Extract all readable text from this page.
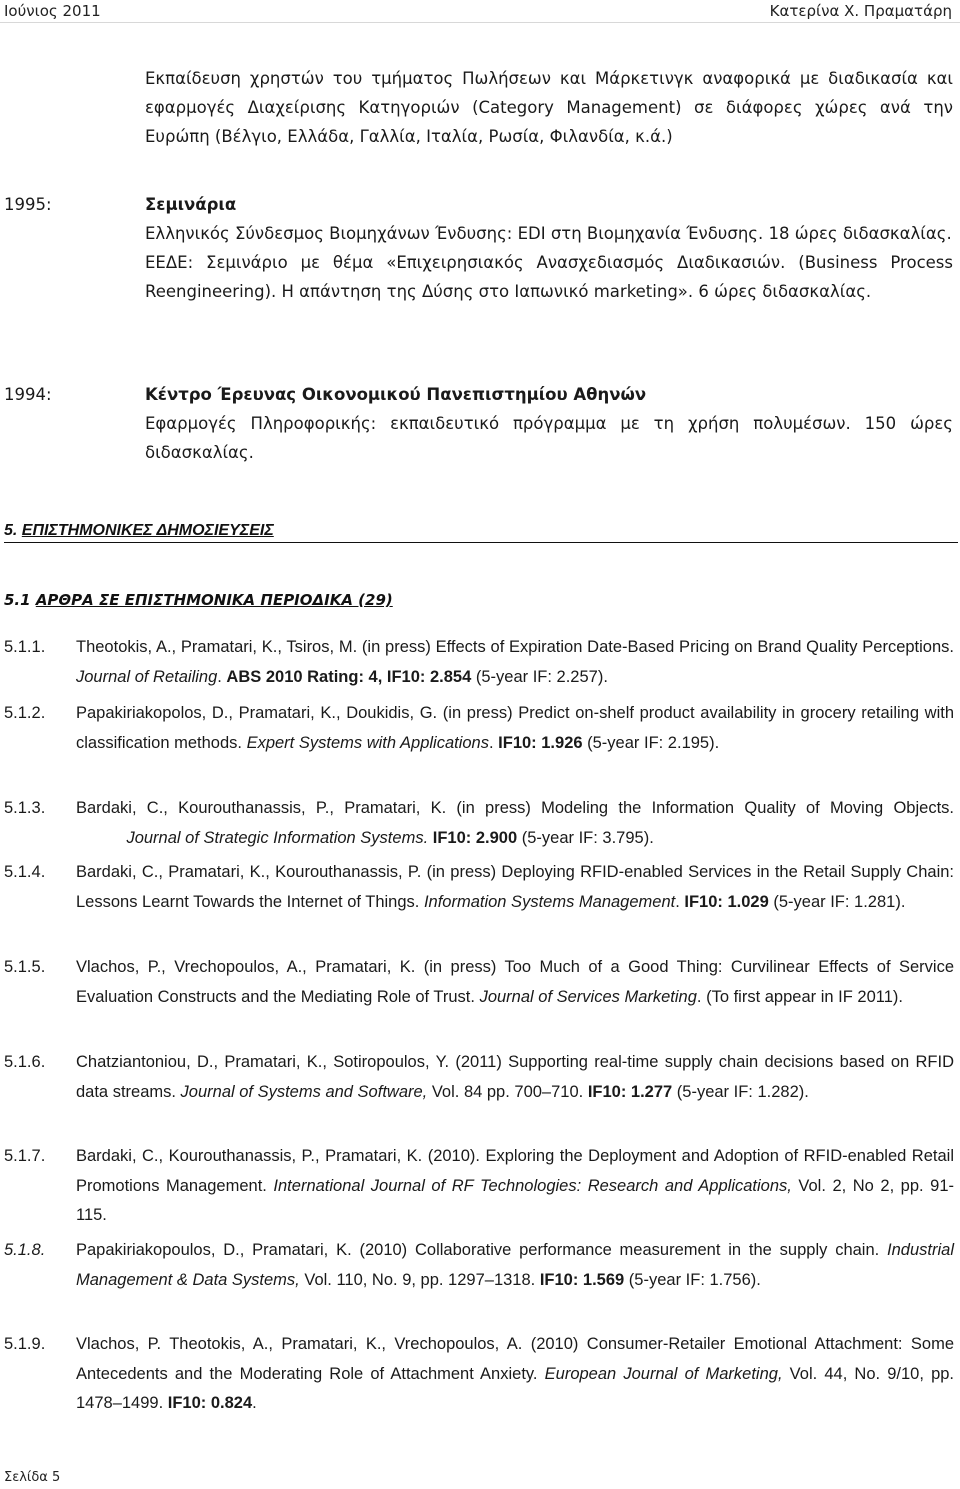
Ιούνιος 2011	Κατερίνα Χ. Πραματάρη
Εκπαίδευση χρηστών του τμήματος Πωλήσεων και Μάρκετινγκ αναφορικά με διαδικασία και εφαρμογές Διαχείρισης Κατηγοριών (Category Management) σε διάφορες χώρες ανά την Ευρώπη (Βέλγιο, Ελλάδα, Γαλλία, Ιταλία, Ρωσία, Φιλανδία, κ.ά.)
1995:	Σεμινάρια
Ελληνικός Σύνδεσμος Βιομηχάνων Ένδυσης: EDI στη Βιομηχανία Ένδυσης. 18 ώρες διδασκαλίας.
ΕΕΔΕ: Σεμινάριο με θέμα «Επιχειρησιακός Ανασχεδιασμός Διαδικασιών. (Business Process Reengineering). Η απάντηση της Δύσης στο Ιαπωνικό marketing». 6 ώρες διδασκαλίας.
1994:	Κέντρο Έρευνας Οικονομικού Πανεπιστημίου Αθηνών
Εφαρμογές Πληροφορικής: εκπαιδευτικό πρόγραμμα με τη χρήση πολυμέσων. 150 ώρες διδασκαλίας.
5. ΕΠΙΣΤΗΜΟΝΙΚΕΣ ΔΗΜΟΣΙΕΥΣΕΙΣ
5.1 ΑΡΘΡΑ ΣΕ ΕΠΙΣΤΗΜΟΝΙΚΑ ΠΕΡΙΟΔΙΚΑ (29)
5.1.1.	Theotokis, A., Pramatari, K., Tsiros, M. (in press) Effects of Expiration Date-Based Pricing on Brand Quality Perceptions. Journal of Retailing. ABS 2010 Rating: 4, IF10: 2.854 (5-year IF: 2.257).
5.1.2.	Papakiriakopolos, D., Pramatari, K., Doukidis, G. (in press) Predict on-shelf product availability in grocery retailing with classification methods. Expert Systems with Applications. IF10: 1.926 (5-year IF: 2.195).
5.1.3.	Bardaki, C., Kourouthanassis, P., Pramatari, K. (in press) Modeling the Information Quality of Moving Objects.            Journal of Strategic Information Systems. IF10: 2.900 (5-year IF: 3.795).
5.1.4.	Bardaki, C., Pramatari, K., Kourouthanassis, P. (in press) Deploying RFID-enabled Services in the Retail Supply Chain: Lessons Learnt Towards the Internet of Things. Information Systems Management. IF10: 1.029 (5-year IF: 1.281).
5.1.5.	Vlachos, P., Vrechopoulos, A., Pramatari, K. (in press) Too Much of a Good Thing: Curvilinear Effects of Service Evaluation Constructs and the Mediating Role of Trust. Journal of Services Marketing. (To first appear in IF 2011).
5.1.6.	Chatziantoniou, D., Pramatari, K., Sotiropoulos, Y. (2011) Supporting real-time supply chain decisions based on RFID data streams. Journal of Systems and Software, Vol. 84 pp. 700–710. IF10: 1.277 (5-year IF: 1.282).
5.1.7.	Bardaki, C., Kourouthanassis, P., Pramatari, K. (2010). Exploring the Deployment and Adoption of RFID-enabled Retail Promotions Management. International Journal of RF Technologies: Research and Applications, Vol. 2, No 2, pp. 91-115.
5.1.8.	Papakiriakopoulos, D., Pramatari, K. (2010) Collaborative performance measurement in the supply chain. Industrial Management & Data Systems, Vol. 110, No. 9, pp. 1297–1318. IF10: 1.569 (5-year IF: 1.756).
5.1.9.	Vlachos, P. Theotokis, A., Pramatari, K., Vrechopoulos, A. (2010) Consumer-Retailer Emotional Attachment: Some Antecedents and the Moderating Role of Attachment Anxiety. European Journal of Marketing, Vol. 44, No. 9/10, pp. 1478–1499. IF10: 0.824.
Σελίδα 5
━━━━━━━━━━
Write the listing out a second time exactly, dropping all images.

§ **SOLUTION TO THIS EXERCISE**:
Extract all readable text from this page.
Ιούνιος 2011	Κατερίνα Χ. Πραματάρη
Εκπαίδευση χρηστών του τμήματος Πωλήσεων και Μάρκετινγκ αναφορικά με διαδικασία και εφαρμογές Διαχείρισης Κατηγοριών (Category Management) σε διάφορες χώρες ανά την Ευρώπη (Βέλγιο, Ελλάδα, Γαλλία, Ιταλία, Ρωσία, Φιλανδία, κ.ά.)
1995:	Σεμινάρια
Ελληνικός Σύνδεσμος Βιομηχάνων Ένδυσης: EDI στη Βιομηχανία Ένδυσης. 18 ώρες διδασκαλίας.
ΕΕΔΕ: Σεμινάριο με θέμα «Επιχειρησιακός Ανασχεδιασμός Διαδικασιών. (Business Process Reengineering). Η απάντηση της Δύσης στο Ιαπωνικό marketing». 6 ώρες διδασκαλίας.
1994:	Κέντρο Έρευνας Οικονομικού Πανεπιστημίου Αθηνών
Εφαρμογές Πληροφορικής: εκπαιδευτικό πρόγραμμα με τη χρήση πολυμέσων. 150 ώρες διδασκαλίας.
5. ΕΠΙΣΤΗΜΟΝΙΚΕΣ ΔΗΜΟΣΙΕΥΣΕΙΣ
5.1 ΑΡΘΡΑ ΣΕ ΕΠΙΣΤΗΜΟΝΙΚΑ ΠΕΡΙΟΔΙΚΑ (29)
5.1.1.	Theotokis, A., Pramatari, K., Tsiros, M. (in press) Effects of Expiration Date-Based Pricing on Brand Quality Perceptions. Journal of Retailing. ABS 2010 Rating: 4, IF10: 2.854 (5-year IF: 2.257).
5.1.2.	Papakiriakopolos, D., Pramatari, K., Doukidis, G. (in press) Predict on-shelf product availability in grocery retailing with classification methods. Expert Systems with Applications. IF10: 1.926 (5-year IF: 2.195).
5.1.3.	Bardaki, C., Kourouthanassis, P., Pramatari, K. (in press) Modeling the Information Quality of Moving Objects.            Journal of Strategic Information Systems. IF10: 2.900 (5-year IF: 3.795).
5.1.4.	Bardaki, C., Pramatari, K., Kourouthanassis, P. (in press) Deploying RFID-enabled Services in the Retail Supply Chain: Lessons Learnt Towards the Internet of Things. Information Systems Management. IF10: 1.029 (5-year IF: 1.281).
5.1.5.	Vlachos, P., Vrechopoulos, A., Pramatari, K. (in press) Too Much of a Good Thing: Curvilinear Effects of Service Evaluation Constructs and the Mediating Role of Trust. Journal of Services Marketing. (To first appear in IF 2011).
5.1.6.	Chatziantoniou, D., Pramatari, K., Sotiropoulos, Y. (2011) Supporting real-time supply chain decisions based on RFID data streams. Journal of Systems and Software, Vol. 84 pp. 700–710. IF10: 1.277 (5-year IF: 1.282).
5.1.7.	Bardaki, C., Kourouthanassis, P., Pramatari, K. (2010). Exploring the Deployment and Adoption of RFID-enabled Retail Promotions Management. International Journal of RF Technologies: Research and Applications, Vol. 2, No 2, pp. 91-115.
5.1.8.	Papakiriakopoulos, D., Pramatari, K. (2010) Collaborative performance measurement in the supply chain. Industrial Management & Data Systems, Vol. 110, No. 9, pp. 1297–1318. IF10: 1.569 (5-year IF: 1.756).
5.1.9.	Vlachos, P. Theotokis, A., Pramatari, K., Vrechopoulos, A. (2010) Consumer-Retailer Emotional Attachment: Some Antecedents and the Moderating Role of Attachment Anxiety. European Journal of Marketing, Vol. 44, No. 9/10, pp. 1478–1499. IF10: 0.824.
Σελίδα 5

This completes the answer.